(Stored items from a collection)
□ □ □ □ □
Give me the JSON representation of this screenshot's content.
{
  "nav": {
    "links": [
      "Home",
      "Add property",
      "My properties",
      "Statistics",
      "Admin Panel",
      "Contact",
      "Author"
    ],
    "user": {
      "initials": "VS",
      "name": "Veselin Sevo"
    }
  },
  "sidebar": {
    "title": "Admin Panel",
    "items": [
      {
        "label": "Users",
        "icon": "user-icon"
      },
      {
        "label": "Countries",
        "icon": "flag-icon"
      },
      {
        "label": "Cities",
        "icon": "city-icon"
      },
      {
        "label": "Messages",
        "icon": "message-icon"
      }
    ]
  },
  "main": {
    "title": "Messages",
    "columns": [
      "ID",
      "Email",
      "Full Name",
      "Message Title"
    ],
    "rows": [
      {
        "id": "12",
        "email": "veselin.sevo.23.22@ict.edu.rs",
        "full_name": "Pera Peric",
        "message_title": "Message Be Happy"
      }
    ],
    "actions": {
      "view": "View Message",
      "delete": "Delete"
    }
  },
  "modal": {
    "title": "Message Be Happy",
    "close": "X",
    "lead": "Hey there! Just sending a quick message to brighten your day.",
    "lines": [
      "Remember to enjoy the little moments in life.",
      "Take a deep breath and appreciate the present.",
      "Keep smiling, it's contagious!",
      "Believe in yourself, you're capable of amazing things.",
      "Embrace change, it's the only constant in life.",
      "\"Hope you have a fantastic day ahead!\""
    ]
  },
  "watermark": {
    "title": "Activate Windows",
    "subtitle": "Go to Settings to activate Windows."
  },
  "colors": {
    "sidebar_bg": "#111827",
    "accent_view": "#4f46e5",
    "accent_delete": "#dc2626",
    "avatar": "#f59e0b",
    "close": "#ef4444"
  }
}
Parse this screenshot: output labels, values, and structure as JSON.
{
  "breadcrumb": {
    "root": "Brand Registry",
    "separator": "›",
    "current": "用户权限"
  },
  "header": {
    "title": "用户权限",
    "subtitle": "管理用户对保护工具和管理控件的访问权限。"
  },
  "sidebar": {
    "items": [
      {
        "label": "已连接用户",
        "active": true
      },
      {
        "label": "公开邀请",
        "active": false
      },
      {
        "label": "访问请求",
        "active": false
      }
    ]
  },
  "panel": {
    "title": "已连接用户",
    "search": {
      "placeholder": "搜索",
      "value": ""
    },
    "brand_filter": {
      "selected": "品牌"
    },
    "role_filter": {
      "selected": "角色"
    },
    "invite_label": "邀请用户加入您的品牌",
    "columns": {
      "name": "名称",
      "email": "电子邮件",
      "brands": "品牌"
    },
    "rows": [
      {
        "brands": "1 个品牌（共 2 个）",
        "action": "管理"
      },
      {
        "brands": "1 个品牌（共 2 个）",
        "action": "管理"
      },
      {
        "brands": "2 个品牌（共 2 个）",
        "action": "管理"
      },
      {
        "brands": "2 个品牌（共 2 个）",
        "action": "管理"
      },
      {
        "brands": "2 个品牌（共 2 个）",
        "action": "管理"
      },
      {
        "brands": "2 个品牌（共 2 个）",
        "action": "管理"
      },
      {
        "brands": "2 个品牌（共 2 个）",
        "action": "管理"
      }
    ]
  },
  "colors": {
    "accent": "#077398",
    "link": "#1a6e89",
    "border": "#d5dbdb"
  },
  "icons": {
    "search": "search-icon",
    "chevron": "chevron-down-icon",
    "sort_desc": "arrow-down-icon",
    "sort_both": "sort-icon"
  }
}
□ □ □ □ □
## EXERCISE TASK
Above are the records; copy all of them exactly.

## RESPONSE
Give me the JSON representation of this screenshot's content.
{
  "nav": {
    "links": [
      "Home",
      "Add property",
      "My properties",
      "Statistics",
      "Admin Panel",
      "Contact",
      "Author"
    ],
    "user": {
      "initials": "VS",
      "name": "Veselin Sevo"
    }
  },
  "sidebar": {
    "title": "Admin Panel",
    "items": [
      {
        "label": "Users",
        "icon": "user-icon"
      },
      {
        "label": "Countries",
        "icon": "flag-icon"
      },
      {
        "label": "Cities",
        "icon": "city-icon"
      },
      {
        "label": "Messages",
        "icon": "message-icon"
      }
    ]
  },
  "main": {
    "title": "Messages",
    "columns": [
      "ID",
      "Email",
      "Full Name",
      "Message Title"
    ],
    "rows": [
      {
        "id": "12",
        "email": "veselin.sevo.23.22@ict.edu.rs",
        "full_name": "Pera Peric",
        "message_title": "Message Be Happy"
      }
    ],
    "actions": {
      "view": "View Message",
      "delete": "Delete"
    }
  },
  "modal": {
    "title": "Message Be Happy",
    "close": "X",
    "lead": "Hey there! Just sending a quick message to brighten your day.",
    "lines": [
      "Remember to enjoy the little moments in life.",
      "Take a deep breath and appreciate the present.",
      "Keep smiling, it's contagious!",
      "Believe in yourself, you're capable of amazing things.",
      "Embrace change, it's the only constant in life.",
      "\"Hope you have a fantastic day ahead!\""
    ]
  },
  "watermark": {
    "title": "Activate Windows",
    "subtitle": "Go to Settings to activate Windows."
  },
  "colors": {
    "sidebar_bg": "#111827",
    "accent_view": "#4f46e5",
    "accent_delete": "#dc2626",
    "avatar": "#f59e0b",
    "close": "#ef4444"
  }
}
Parse this screenshot: output labels, values, and structure as JSON.
{
  "breadcrumb": {
    "root": "Brand Registry",
    "separator": "›",
    "current": "用户权限"
  },
  "header": {
    "title": "用户权限",
    "subtitle": "管理用户对保护工具和管理控件的访问权限。"
  },
  "sidebar": {
    "items": [
      {
        "label": "已连接用户",
        "active": true
      },
      {
        "label": "公开邀请",
        "active": false
      },
      {
        "label": "访问请求",
        "active": false
      }
    ]
  },
  "panel": {
    "title": "已连接用户",
    "search": {
      "placeholder": "搜索",
      "value": ""
    },
    "brand_filter": {
      "selected": "品牌"
    },
    "role_filter": {
      "selected": "角色"
    },
    "invite_label": "邀请用户加入您的品牌",
    "columns": {
      "name": "名称",
      "email": "电子邮件",
      "brands": "品牌"
    },
    "rows": [
      {
        "brands": "1 个品牌（共 2 个）",
        "action": "管理"
      },
      {
        "brands": "1 个品牌（共 2 个）",
        "action": "管理"
      },
      {
        "brands": "2 个品牌（共 2 个）",
        "action": "管理"
      },
      {
        "brands": "2 个品牌（共 2 个）",
        "action": "管理"
      },
      {
        "brands": "2 个品牌（共 2 个）",
        "action": "管理"
      },
      {
        "brands": "2 个品牌（共 2 个）",
        "action": "管理"
      },
      {
        "brands": "2 个品牌（共 2 个）",
        "action": "管理"
      }
    ]
  },
  "colors": {
    "accent": "#077398",
    "link": "#1a6e89",
    "border": "#d5dbdb"
  },
  "icons": {
    "search": "search-icon",
    "chevron": "chevron-down-icon",
    "sort_desc": "arrow-down-icon",
    "sort_both": "sort-icon"
  }
}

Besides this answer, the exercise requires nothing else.